• **TEXTAUSZUG**:
-------

3.2 Der Beschwerdeführer macht zusammengefasst im Wesentlichen geltend, die Vorinstanz habe den Grundsatz "in dubio pro reo" verletzt, weil sie ihm keine verminderte Schuldfähigkeit im Sinne von Art. 19 Abs. 2 StGB zugebilligt, sondern aufgrund einer oberflächlichen und ausgeprägt selektiven Würdigung der einschlägigen Gutachten eine solche verneint habe. Im Übrigen hätte sie bei der Festsetzung des unbedingten Teils der Freiheitsstrafe auch das Vorleben, die persönlichen Verhältnisse und die Wirkung der Strafe auf sein Leben berücksichtigen müssen. Zudem hätte sie die aufrichtige Reue sowie den langen Zeitablauf und das Wohlverhalten einzeln strafmildernd und nicht lediglich strafmindernd bewerten müssen.

-------

• **Datensätze zu Layoutbereichen**:
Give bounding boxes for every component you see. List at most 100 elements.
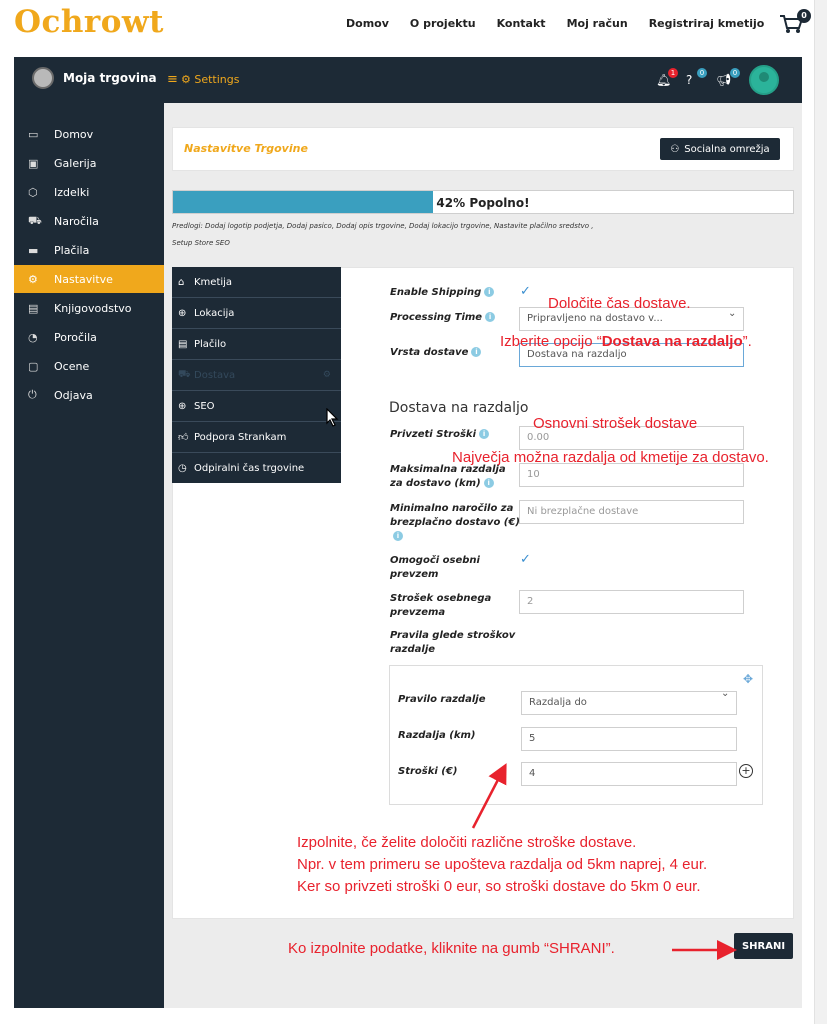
site-logo[interactable]: Ochrowt — [14, 4, 164, 40]
help-icon[interactable]: ? — [686, 73, 692, 87]
info-icon[interactable]: i — [483, 478, 494, 488]
sidebar-item-reviews[interactable]: ▢ Ocene — [14, 352, 164, 380]
truck-icon: ⛟ — [178, 368, 191, 380]
pickup-cost-label: Strošek osebnega prevzema — [390, 592, 491, 620]
money-icon: ▤ — [178, 338, 188, 350]
sidebar-item-payments[interactable]: ▬ Plačila — [14, 236, 164, 264]
annotation-text: ”. — [742, 333, 752, 350]
sidebar-item-label: Ocene — [54, 359, 90, 373]
annotation-text: Izberite opcijo “ — [500, 333, 602, 350]
max-distance-input[interactable]: 10 — [519, 463, 744, 487]
scrollbar[interactable] — [814, 0, 827, 1024]
nav-register-farm[interactable]: Registriraj kmetijo — [649, 17, 765, 30]
sidebar-item-label: Naročila — [54, 214, 99, 228]
suggestions-line: Predlogi: Dodaj logotip podjetja, Dodaj … — [172, 222, 594, 230]
min-order-label: Minimalno naročilo za brezplačno dostavo … — [390, 502, 520, 544]
submenu-seo[interactable]: ⊕ SEO — [172, 391, 341, 422]
rule-distance-label: Razdalja (km) — [398, 730, 476, 741]
submenu-location[interactable]: ⊕ Lokacija — [172, 298, 341, 329]
nav-about[interactable]: O projektu — [410, 17, 476, 30]
section-title: Dostava na razdaljo — [389, 400, 529, 416]
chevron-down-icon: ⌄ — [728, 308, 737, 319]
sidebar-item-products[interactable]: ⬡ Izdelki — [14, 178, 164, 206]
submenu-label: Plačilo — [194, 338, 227, 350]
clock-icon: ◷ — [178, 463, 187, 474]
submenu-farm[interactable]: ⌂ Kmetija — [172, 267, 341, 298]
chart-icon: ◔ — [28, 330, 38, 344]
user-avatar[interactable] — [749, 65, 779, 95]
label-text: Pravila glede stroškov — [390, 630, 516, 641]
suggestions-text: Predlogi: Dodaj logotip podjetja, Dodaj … — [172, 218, 692, 252]
label-text: razdalje — [390, 644, 436, 655]
label-text: Processing Time — [390, 312, 483, 323]
image-icon: ▣ — [28, 156, 39, 170]
money-icon: ▤ — [28, 301, 39, 315]
enable-shipping-checkbox[interactable]: ✓ — [520, 285, 534, 299]
label-text: Vrsta dostave — [390, 347, 469, 358]
gears-icon: ⚙ — [181, 73, 195, 86]
annotation-save: Ko izpolnite podatke, kliknite na gumb “… — [288, 940, 615, 957]
sidebar-item-accounting[interactable]: ▤ Knjigovodstvo — [14, 294, 164, 322]
annotation-text: Ker so privzeti stroški 0 eur, so strošk… — [297, 878, 701, 895]
nav-home[interactable]: Domov — [346, 17, 389, 30]
info-icon[interactable]: i — [479, 429, 490, 439]
enable-shipping-label: Enable Shipping i — [390, 286, 495, 300]
personal-pickup-label: Omogoči osebni prevzem — [390, 554, 480, 582]
sidebar-item-orders[interactable]: ⛟ Naročila — [14, 207, 164, 235]
sidebar-item-home[interactable]: ▭ Domov — [14, 120, 164, 148]
users-icon: ⚇ — [670, 143, 680, 155]
submenu-opening-hours[interactable]: ◷ Odpiralni čas trgovine — [172, 453, 341, 484]
annotation-text: Npr. v tem primeru se upošteva razdalja … — [297, 856, 708, 873]
max-distance-label: Maksimalna razdalja za dostavo (km) i — [390, 463, 506, 491]
cart-count-badge: 0 — [797, 9, 811, 23]
nav-account[interactable]: Moj račun — [567, 17, 628, 30]
label-text: brezplačno dostavo (€) — [390, 517, 520, 528]
sidebar-item-label: Nastavitve — [54, 272, 113, 286]
cart-icon: ⛟ — [28, 213, 42, 227]
add-rule-icon[interactable]: + — [739, 764, 753, 778]
megaphone-icon[interactable]: 📢︎ — [716, 73, 731, 87]
annotation-text: Izpolnite, če želite določiti različne s… — [297, 834, 637, 851]
page-title: Nastavitve Trgovine — [184, 142, 308, 155]
info-icon[interactable]: i — [484, 287, 495, 297]
submenu-shipping[interactable]: ⛟ Dostava ⚙ — [172, 360, 341, 391]
mouse-cursor-icon — [326, 408, 339, 427]
sidebar-item-reports[interactable]: ◔ Poročila — [14, 323, 164, 351]
gear-icon: ⚙ — [322, 370, 331, 380]
rule-cost-input[interactable]: 4 — [521, 762, 737, 786]
save-button[interactable]: SHRANI — [734, 933, 793, 959]
annotation-max-distance: Največja možna razdalja od kmetije za do… — [452, 449, 769, 466]
min-order-input[interactable]: Ni brezplačne dostave — [519, 500, 744, 524]
store-name[interactable]: Moja trgovina — [63, 71, 157, 85]
nav-contact[interactable]: Kontakt — [497, 17, 546, 30]
social-networks-button[interactable]: ⚇ Socialna omrežja — [660, 138, 780, 160]
box-icon: ⬡ — [28, 185, 38, 199]
sidebar-item-label: Izdelki — [54, 185, 90, 199]
sidebar-item-gallery[interactable]: ▣ Galerija — [14, 149, 164, 177]
label-text: Minimalno naročilo za — [390, 503, 514, 514]
pickup-cost-input[interactable]: 2 — [519, 590, 744, 614]
submenu-payment[interactable]: ▤ Plačilo — [172, 329, 341, 360]
menu-toggle-icon[interactable]: ≡ — [167, 72, 178, 87]
chevron-down-icon: ⌄ — [721, 688, 730, 699]
rule-type-select[interactable]: Razdalja do — [521, 691, 737, 715]
label-text: prevzem — [390, 569, 439, 580]
info-icon[interactable]: i — [485, 312, 496, 322]
annotation-shipping-type: Izberite opcijo “Dostava na razdaljo”. — [500, 333, 752, 350]
submenu-customer-support[interactable]: 👍︎ Podpora Strankam — [172, 422, 341, 453]
processing-time-label: Processing Time i — [390, 311, 496, 325]
move-icon[interactable]: ✥ — [743, 672, 753, 686]
sidebar-item-logout[interactable]: ⏻ Odjava — [14, 381, 164, 409]
shipping-type-label: Vrsta dostave i — [390, 346, 482, 360]
sidebar-item-settings[interactable]: ⚙ Nastavitve — [14, 265, 164, 293]
info-icon[interactable]: i — [393, 531, 403, 541]
info-icon[interactable]: i — [471, 347, 482, 357]
personal-pickup-checkbox[interactable]: ✓ — [520, 553, 534, 567]
submenu-label: Lokacija — [194, 307, 235, 319]
label-text: Omogoči osebni — [390, 555, 480, 566]
suggestions-line: Setup Store SEO — [172, 239, 230, 247]
notification-badge: 1 — [668, 68, 678, 78]
sidebar-item-label: Knjigovodstvo — [54, 301, 132, 315]
store-avatar — [32, 67, 54, 89]
rule-distance-input[interactable]: 5 — [521, 727, 737, 751]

-------

• **AUFGABEN**:
1) Erläutere anhand des Textauszugs, weshalb der Beschwerdeführer der Vorinstanz eine Verletzung des Grundsatzes "in dubio pro reo" vorwirft.
2) Nenne alle Umstände, die die Vorinstanz laut Textauszug bei der Festsetzung des unbedingten Teils der Freiheitsstrafe hätte berücksichtigen müssen.
3) Setze den Textauszug zu den Rügen des Beschwerdeführers im Strafverfahren nach seinem letzten Satz fort.

• **LÖSUNGEN**:
1) Die Vorinstanz hat ihm keine verminderte Schuldfähigkeit im Sinne von Art. 19 Abs. 2 StGB zugebilligt. Stattdessen hat sie eine solche verneint, und zwar aufgrund einer oberflächlichen und ausgeprägt selektiven Würdigung der einschlägigen Gutachten.

2)
- das Vorleben
- die persönlichen Verhältnisse
- die Wirkung der Strafe auf sein Leben

3)
3.3 Das Gericht hat, wenn es auf eine teilbedingte Strafe erkennt, im Zeitpunkt des Urteils den aufgeschobenen und den zu vollziehenden Strafteil festzusetzen und die beiden Teile in ein angemessenes Verhältnis zu bringen. Nach Art. 43 StGB muss der unbedingt vollziehbare Teil mindestens sechs Monate betragen (Abs. 3), darf aber die Hälfte der Strafe nicht übersteigen (Abs. 2). Im äussersten Fall (Freiheitsstrafe von drei Jahren) kann das Gericht demnach Strafteile im Ausmass von sechs Monaten Freiheitsstrafe unbedingt mit zweieinhalb Jahren bedingt verbinden. Innerhalb des gesetzlichen Rahmens liegt die Festsetzung im pflichtgemässen Ermessen des Gerichts. Als Bemessungsregel ist das "Verschulden" zu beachten, dem in genügender Weise Rechnung zu tragen ist (Art. 43 Abs. 1 StGB). Das Verhältnis der Strafteile ist so festzusetzen, dass darin die Wahrscheinlichkeit der Legalbewährung des Täters einerseits und dessen Einzeltatschuld anderseits hinreichend zum Ausdruck kommen. Je günstiger die Prognose und je kleiner die Vorwerfbarkeit der Tat, desto grösser muss der auf Bewährung ausgesetzte Strafteil sein. Der unbedingte Strafteil darf dabei das unter Verschuldensgesichtspunkten (Art. 47 StGB) gebotene Mass nicht unterschreiten (BGE 134 IV 1 E. 5.6 S. 15).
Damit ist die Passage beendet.